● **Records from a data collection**
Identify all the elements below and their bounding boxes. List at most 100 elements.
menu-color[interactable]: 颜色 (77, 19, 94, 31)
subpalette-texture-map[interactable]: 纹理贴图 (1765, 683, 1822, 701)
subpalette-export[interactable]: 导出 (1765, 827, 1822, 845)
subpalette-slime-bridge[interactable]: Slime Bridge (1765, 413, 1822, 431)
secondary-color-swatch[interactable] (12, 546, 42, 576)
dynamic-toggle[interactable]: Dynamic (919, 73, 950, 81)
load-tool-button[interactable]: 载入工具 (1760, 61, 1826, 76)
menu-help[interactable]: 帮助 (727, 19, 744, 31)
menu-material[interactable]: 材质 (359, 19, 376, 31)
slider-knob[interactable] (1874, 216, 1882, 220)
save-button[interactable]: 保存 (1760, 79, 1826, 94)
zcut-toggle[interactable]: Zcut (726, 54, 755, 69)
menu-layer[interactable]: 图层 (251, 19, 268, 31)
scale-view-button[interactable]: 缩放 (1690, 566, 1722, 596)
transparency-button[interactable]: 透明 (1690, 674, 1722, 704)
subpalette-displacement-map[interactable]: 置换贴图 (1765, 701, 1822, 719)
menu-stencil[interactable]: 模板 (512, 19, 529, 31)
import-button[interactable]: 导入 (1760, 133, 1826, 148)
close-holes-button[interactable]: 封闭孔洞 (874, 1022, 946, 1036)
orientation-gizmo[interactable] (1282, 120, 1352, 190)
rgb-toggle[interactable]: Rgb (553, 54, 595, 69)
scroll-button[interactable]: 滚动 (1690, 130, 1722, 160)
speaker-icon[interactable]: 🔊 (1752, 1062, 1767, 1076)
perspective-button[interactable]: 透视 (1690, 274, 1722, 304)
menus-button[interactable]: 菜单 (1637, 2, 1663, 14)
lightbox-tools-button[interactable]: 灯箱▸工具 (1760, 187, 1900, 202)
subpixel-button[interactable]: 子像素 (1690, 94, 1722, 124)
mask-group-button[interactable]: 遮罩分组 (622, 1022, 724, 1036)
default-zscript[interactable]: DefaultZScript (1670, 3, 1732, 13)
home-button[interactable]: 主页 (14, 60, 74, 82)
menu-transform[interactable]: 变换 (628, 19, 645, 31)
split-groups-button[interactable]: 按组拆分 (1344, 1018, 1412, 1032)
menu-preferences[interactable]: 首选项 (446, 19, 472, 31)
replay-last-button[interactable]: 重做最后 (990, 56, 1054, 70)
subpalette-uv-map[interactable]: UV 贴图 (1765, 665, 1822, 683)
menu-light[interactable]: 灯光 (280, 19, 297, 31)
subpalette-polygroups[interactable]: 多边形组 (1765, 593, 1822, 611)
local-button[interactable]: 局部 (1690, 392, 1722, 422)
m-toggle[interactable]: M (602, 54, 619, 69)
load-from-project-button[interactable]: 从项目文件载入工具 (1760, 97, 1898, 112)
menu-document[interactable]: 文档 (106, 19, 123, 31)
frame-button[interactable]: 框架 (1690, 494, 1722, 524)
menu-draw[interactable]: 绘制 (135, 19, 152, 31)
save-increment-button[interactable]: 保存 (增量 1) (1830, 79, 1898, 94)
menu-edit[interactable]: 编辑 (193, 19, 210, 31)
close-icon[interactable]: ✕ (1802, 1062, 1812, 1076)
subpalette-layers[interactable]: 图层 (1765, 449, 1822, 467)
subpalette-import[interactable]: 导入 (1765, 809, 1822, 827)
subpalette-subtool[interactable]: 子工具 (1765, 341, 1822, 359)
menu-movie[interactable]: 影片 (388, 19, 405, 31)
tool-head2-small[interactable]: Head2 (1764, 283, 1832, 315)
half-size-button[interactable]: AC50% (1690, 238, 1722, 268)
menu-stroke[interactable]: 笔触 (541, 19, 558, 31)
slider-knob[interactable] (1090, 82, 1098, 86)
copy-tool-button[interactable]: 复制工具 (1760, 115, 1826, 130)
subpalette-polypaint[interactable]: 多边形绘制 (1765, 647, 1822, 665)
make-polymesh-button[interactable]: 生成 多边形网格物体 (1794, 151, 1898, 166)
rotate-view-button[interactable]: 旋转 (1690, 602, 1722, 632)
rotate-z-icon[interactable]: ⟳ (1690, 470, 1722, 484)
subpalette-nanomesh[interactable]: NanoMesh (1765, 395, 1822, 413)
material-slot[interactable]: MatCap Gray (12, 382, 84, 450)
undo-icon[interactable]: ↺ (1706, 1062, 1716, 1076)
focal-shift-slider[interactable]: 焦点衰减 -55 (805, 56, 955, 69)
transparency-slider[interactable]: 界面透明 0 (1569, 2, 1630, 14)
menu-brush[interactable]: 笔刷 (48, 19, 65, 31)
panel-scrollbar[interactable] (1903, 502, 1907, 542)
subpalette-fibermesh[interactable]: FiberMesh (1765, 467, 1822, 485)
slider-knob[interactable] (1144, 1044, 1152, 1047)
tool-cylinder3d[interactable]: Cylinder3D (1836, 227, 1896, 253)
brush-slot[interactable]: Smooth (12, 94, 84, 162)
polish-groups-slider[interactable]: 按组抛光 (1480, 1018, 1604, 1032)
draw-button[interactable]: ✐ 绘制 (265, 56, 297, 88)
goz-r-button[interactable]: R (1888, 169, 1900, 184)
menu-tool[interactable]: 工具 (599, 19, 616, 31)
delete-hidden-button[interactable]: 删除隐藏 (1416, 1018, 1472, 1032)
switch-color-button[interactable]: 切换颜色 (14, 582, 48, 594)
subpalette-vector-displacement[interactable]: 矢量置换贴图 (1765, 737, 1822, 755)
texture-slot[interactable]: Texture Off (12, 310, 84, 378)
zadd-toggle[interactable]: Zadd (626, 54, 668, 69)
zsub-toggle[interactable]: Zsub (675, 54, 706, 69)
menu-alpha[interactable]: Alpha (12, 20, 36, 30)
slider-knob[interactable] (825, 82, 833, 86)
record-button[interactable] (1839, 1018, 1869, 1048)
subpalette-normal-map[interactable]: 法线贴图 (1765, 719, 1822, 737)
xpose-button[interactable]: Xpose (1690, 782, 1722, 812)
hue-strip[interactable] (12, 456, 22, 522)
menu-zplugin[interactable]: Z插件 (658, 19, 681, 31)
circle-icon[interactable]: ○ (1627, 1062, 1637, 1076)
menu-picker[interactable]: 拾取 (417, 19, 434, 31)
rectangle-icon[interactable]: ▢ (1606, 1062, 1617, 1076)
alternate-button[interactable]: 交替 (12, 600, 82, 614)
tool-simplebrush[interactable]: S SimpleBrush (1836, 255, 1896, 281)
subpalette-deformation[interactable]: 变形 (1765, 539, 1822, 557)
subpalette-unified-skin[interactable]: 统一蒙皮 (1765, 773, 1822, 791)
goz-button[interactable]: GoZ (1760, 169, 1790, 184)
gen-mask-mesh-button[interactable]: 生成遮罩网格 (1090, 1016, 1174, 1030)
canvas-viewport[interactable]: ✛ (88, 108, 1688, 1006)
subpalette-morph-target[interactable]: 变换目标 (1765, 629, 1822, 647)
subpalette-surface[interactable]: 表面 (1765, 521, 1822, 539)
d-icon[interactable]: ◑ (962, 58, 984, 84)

● **PROBLEM DESCRIPTION**
Reproduce word for word the lines starting with the very first line and going on through the line that contains "save-button[interactable]: 保存 (1760, 79, 1826, 94)", both ends included.

● **SOLUTION**
Identify all the elements below and their bounding boxes. List at most 100 elements.
menu-color[interactable]: 颜色 (77, 19, 94, 31)
subpalette-texture-map[interactable]: 纹理贴图 (1765, 683, 1822, 701)
subpalette-export[interactable]: 导出 (1765, 827, 1822, 845)
subpalette-slime-bridge[interactable]: Slime Bridge (1765, 413, 1822, 431)
secondary-color-swatch[interactable] (12, 546, 42, 576)
dynamic-toggle[interactable]: Dynamic (919, 73, 950, 81)
load-tool-button[interactable]: 载入工具 (1760, 61, 1826, 76)
menu-help[interactable]: 帮助 (727, 19, 744, 31)
menu-material[interactable]: 材质 (359, 19, 376, 31)
slider-knob[interactable] (1874, 216, 1882, 220)
save-button[interactable]: 保存 (1760, 79, 1826, 94)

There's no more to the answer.